(What you have to do): Gather every line of the entries that includes the word "Adaptive".

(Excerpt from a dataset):
***

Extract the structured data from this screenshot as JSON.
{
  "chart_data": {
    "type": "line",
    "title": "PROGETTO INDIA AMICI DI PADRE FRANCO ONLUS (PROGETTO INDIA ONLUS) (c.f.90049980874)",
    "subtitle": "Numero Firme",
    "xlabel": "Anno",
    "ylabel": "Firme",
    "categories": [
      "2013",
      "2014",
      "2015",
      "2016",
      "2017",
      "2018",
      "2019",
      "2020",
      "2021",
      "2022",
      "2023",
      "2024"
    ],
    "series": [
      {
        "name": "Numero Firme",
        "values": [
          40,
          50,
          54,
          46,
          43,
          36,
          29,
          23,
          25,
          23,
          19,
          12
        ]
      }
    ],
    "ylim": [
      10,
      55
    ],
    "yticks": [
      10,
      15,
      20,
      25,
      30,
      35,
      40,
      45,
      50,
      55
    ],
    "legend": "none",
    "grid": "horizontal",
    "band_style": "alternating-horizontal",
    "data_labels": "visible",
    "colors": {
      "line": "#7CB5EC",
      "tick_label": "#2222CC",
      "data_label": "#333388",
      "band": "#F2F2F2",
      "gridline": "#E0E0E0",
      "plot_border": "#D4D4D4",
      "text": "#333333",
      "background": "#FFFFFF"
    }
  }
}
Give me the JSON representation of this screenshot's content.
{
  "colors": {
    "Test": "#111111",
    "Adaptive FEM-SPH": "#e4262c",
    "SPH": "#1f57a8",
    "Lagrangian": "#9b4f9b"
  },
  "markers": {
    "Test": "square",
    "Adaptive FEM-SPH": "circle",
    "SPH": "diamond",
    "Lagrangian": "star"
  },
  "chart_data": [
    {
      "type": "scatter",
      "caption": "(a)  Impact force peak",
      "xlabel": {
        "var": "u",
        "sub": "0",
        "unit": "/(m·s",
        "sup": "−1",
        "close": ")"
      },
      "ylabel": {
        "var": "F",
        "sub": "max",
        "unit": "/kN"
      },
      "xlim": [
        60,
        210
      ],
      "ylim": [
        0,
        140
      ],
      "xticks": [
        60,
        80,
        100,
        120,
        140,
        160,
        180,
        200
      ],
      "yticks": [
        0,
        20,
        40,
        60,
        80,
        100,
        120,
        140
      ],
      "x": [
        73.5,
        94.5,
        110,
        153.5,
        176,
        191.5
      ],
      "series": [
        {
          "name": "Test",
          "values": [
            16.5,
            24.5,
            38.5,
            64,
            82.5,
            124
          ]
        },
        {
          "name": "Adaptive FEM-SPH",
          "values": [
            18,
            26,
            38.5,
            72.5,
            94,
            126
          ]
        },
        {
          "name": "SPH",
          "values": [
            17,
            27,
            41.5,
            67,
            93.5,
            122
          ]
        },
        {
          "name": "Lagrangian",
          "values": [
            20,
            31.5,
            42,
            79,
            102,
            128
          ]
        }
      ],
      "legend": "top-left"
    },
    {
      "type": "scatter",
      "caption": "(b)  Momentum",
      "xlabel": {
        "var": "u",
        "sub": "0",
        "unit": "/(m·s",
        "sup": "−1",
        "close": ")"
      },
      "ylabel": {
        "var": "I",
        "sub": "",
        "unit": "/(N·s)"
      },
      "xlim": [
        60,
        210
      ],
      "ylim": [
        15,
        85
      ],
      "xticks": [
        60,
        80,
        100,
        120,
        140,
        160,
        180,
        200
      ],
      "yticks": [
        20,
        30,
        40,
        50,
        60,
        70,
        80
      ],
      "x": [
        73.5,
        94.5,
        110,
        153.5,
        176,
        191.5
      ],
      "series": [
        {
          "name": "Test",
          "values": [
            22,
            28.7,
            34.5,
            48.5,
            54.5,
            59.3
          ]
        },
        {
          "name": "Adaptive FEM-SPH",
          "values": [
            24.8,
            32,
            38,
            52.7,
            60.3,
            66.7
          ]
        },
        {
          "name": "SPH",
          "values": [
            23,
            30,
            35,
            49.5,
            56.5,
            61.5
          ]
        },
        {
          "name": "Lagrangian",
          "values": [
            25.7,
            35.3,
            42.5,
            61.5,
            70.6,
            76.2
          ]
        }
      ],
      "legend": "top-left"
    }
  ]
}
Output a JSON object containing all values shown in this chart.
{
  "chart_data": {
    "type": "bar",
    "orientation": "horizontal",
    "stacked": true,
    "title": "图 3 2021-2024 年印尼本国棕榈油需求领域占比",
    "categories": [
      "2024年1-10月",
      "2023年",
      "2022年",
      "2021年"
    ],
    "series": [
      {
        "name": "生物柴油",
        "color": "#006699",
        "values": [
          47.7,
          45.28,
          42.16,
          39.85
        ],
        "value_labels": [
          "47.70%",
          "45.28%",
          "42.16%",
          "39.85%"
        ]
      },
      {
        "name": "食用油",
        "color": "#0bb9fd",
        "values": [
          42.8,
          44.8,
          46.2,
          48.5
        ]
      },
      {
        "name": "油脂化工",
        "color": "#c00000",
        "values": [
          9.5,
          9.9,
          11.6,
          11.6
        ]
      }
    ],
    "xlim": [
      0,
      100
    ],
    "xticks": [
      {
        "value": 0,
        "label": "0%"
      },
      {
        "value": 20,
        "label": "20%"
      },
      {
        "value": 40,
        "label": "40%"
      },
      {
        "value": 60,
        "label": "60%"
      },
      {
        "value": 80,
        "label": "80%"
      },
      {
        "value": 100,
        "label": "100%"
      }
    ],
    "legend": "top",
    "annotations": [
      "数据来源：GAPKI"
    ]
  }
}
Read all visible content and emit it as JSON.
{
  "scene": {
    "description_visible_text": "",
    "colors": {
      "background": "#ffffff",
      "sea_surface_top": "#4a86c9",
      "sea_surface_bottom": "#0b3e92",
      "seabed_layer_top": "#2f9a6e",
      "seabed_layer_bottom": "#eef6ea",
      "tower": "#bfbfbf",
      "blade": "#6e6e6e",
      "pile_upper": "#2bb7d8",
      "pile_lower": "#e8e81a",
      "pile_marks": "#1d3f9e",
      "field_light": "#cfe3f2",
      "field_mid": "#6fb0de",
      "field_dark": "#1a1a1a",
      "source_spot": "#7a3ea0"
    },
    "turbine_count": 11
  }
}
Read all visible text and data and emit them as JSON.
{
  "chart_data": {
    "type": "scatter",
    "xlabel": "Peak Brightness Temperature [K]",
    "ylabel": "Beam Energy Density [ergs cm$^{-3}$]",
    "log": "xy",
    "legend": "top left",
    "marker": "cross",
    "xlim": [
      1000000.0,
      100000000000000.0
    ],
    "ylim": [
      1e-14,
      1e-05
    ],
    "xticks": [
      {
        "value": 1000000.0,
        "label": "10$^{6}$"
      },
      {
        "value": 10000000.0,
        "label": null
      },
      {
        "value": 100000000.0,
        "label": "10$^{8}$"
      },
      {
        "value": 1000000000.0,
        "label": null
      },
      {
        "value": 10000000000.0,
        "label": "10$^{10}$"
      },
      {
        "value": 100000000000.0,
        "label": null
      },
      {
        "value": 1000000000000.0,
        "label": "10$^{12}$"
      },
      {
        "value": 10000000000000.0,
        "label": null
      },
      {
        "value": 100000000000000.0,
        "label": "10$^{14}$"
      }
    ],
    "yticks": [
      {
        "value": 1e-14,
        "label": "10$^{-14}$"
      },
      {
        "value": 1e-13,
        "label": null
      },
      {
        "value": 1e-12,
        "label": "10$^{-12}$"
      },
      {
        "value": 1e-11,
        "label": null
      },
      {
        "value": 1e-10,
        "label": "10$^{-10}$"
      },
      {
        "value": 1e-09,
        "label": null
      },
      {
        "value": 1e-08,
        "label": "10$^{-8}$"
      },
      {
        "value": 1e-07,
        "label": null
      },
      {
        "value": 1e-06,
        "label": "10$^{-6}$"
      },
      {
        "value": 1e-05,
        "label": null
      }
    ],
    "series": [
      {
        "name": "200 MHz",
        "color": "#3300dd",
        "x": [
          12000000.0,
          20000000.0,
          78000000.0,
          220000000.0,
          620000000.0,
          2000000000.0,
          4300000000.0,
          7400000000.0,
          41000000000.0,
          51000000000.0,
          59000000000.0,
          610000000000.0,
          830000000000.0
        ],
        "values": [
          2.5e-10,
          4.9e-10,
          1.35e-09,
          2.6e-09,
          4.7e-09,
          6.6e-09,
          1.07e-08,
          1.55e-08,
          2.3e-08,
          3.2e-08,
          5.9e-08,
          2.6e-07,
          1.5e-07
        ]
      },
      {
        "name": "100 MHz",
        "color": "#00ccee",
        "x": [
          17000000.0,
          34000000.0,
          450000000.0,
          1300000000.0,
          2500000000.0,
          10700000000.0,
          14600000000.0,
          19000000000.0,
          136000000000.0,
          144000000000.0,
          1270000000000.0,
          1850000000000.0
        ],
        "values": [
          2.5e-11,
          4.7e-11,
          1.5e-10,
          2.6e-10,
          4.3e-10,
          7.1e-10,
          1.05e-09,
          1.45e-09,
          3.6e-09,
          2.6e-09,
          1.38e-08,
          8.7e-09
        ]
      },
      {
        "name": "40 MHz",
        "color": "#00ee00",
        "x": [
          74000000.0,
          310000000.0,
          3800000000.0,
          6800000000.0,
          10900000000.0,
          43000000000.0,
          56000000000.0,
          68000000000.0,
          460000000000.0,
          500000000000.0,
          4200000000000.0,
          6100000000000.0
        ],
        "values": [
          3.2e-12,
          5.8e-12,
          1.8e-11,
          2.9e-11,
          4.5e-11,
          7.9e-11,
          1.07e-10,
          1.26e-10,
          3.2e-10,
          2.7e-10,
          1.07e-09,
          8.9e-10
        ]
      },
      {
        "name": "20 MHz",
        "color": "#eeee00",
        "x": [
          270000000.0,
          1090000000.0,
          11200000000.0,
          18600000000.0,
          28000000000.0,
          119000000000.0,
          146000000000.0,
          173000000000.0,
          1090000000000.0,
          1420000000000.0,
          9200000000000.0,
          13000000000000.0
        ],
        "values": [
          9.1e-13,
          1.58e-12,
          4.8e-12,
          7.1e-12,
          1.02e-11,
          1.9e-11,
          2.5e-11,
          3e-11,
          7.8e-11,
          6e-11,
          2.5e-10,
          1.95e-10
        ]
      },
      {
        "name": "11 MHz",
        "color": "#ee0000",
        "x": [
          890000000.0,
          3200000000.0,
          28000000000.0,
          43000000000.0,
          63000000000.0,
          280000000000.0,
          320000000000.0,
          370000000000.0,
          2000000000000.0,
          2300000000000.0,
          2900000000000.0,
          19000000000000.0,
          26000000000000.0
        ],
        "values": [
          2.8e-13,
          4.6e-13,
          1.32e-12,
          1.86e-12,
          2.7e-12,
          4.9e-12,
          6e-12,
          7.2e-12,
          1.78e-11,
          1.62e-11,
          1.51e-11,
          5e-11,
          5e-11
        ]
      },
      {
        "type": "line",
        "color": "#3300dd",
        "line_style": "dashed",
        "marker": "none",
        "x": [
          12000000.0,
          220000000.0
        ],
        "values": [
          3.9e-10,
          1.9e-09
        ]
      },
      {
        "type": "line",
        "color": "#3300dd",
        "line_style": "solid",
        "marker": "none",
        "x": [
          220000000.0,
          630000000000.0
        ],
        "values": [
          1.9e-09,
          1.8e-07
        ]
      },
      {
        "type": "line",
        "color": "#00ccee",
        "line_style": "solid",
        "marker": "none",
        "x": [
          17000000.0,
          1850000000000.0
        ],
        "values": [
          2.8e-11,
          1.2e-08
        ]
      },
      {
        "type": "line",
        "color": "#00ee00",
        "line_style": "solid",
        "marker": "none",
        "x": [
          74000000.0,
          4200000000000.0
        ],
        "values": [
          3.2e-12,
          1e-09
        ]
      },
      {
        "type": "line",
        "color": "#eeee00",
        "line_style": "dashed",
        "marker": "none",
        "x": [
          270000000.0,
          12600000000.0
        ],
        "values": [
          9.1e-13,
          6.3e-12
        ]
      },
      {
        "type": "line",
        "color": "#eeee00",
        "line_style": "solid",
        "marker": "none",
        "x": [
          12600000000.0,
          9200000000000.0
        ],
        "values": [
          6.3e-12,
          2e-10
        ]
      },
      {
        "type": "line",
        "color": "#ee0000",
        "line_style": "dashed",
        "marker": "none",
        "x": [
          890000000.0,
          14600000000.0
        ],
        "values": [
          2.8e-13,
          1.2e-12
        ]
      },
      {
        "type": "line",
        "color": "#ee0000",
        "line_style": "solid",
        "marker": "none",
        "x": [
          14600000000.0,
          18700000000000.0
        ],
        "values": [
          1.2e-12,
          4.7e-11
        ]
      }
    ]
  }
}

***

(Exercise result):
    "Adaptive FEM-SPH": "#e4262c",
    "Adaptive FEM-SPH": "circle",
          "name": "Adaptive FEM-SPH",
          "name": "Adaptive FEM-SPH",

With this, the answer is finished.